— The request —
Search the listing below for "Documents". Copy each matching line.

Stored data:

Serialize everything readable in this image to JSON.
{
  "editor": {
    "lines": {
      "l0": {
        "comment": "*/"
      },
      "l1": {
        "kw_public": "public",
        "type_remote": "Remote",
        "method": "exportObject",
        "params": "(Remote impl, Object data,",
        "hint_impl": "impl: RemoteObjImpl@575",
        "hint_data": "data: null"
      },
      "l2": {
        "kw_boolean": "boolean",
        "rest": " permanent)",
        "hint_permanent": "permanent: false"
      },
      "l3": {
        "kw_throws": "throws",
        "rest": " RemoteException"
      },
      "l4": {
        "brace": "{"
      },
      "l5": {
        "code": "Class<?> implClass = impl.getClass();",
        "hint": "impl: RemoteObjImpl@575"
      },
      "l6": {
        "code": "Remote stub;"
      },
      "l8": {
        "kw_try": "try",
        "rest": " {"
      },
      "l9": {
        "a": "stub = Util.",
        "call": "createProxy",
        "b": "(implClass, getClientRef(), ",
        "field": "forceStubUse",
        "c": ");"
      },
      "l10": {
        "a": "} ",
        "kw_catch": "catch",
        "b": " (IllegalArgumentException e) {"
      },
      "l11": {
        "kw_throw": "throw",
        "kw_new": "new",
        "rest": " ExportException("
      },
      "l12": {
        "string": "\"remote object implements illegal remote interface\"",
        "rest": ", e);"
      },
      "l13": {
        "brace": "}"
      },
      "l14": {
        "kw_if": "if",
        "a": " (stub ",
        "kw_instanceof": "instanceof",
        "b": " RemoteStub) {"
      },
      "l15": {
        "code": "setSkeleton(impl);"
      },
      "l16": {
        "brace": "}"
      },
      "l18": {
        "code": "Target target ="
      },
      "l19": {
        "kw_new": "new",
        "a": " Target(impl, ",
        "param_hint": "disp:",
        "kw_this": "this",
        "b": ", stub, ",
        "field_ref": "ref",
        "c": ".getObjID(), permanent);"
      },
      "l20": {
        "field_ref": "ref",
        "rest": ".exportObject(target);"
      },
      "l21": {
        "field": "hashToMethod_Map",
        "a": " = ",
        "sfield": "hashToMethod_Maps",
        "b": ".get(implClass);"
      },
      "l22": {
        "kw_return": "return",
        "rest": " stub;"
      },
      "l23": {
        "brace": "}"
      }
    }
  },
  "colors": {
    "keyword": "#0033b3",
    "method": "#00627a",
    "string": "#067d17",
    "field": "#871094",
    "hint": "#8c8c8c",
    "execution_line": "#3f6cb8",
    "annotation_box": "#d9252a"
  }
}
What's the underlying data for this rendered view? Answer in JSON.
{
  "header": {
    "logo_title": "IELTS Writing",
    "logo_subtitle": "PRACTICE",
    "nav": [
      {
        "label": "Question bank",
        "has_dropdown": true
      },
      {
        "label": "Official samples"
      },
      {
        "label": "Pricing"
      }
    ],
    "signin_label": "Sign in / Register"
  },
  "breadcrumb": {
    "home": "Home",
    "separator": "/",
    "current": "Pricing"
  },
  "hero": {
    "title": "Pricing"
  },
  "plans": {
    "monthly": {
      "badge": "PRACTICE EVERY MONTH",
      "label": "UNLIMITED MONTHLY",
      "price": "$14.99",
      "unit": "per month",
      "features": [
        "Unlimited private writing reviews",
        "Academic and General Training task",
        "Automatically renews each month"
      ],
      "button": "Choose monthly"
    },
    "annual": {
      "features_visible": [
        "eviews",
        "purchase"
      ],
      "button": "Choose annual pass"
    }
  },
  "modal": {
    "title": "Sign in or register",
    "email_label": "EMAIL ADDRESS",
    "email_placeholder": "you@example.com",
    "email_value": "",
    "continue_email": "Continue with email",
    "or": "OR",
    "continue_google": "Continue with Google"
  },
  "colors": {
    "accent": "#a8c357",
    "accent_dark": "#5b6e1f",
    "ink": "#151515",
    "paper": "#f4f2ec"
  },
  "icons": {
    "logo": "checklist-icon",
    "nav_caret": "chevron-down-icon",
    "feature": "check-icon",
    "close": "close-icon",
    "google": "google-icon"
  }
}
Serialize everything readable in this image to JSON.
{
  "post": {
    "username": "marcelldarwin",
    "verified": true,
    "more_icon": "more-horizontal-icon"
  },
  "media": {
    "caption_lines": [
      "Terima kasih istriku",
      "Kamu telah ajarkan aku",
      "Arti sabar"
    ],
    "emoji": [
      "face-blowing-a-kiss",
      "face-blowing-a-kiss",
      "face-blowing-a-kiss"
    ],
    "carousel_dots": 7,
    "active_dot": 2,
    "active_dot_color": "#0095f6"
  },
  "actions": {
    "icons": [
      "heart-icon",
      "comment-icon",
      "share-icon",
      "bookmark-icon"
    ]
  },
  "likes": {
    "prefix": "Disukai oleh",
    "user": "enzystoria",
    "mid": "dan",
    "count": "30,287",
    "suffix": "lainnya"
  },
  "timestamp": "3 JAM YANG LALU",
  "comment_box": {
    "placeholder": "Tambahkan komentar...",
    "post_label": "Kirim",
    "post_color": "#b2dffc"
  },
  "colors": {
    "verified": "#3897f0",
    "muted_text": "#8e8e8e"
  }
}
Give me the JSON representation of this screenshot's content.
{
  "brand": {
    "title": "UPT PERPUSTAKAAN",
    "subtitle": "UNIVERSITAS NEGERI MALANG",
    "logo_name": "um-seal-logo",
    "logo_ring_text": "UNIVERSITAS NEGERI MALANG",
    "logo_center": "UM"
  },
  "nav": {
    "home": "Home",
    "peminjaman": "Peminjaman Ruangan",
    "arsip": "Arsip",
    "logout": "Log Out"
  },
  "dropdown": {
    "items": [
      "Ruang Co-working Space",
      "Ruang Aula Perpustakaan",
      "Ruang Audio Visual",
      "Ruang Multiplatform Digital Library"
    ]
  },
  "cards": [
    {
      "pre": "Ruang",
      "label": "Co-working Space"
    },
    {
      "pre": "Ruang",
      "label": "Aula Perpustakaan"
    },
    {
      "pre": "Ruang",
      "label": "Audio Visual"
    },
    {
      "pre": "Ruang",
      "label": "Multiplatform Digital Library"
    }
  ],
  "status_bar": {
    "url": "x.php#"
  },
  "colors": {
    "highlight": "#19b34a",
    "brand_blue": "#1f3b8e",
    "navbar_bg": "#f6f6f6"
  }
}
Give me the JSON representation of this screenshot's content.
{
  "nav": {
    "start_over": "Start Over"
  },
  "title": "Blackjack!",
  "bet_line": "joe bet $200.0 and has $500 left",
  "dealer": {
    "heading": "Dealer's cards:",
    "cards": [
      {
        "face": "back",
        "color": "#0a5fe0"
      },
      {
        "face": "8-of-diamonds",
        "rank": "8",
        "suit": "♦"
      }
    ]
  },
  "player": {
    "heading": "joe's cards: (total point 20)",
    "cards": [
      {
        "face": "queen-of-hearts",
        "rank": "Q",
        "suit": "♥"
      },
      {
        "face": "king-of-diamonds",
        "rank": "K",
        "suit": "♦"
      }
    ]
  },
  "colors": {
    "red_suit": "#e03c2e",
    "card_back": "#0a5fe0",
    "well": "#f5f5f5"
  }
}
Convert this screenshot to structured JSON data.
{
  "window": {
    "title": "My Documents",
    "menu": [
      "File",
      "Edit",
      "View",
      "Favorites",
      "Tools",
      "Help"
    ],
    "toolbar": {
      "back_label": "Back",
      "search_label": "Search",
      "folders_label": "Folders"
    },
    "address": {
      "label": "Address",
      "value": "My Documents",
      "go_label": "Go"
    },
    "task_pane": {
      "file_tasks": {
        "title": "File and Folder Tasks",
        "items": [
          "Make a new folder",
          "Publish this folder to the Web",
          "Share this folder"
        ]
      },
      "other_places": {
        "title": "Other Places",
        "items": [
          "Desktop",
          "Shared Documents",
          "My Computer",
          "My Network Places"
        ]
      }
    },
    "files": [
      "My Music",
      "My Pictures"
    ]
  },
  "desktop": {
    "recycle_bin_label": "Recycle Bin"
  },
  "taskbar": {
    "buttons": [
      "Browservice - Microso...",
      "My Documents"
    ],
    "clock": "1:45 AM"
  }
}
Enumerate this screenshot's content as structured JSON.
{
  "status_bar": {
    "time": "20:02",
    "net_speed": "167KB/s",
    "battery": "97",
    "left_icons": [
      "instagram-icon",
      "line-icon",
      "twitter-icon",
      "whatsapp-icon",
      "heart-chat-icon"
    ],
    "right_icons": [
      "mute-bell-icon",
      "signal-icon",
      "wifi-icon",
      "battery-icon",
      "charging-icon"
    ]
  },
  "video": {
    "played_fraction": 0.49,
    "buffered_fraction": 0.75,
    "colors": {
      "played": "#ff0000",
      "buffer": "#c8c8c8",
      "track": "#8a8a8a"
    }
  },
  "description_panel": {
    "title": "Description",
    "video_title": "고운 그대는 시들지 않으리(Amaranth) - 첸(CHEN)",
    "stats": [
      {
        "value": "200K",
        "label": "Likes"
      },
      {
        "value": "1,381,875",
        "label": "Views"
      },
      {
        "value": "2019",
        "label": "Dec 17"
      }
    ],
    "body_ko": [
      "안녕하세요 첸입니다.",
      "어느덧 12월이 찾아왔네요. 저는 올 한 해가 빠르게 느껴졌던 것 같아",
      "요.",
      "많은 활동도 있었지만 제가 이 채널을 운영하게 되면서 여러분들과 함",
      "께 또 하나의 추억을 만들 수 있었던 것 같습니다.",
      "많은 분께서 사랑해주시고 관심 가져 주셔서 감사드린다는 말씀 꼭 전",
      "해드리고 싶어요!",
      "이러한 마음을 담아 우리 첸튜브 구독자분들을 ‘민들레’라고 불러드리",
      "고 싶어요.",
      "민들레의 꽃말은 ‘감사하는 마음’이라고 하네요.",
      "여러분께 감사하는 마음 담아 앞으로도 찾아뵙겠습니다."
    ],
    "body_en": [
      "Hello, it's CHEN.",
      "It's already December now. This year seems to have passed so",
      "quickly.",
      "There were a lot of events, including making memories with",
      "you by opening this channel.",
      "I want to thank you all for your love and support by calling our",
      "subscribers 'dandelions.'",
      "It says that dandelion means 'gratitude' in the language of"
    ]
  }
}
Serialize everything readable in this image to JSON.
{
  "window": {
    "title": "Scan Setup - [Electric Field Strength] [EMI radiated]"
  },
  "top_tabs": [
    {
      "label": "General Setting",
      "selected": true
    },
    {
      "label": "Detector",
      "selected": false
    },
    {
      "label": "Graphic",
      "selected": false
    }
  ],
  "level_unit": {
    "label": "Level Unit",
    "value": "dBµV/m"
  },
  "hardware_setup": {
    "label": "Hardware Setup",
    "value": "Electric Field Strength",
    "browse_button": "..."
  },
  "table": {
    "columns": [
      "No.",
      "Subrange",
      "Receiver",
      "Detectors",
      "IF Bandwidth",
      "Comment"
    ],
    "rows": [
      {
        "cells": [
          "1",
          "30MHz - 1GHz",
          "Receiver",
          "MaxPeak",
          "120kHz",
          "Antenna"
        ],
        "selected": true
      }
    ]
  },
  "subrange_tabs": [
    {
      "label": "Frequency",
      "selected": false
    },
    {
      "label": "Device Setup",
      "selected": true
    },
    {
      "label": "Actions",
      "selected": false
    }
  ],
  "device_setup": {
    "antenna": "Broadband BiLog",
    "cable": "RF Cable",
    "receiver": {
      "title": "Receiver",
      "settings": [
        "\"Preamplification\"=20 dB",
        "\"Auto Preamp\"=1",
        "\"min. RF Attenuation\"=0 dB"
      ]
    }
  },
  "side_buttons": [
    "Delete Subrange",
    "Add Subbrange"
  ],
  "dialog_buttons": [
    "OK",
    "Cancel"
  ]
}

— Exercise response —
    "title": "My Documents",
      "value": "My Documents",
          "Shared Documents",
      "My Documents"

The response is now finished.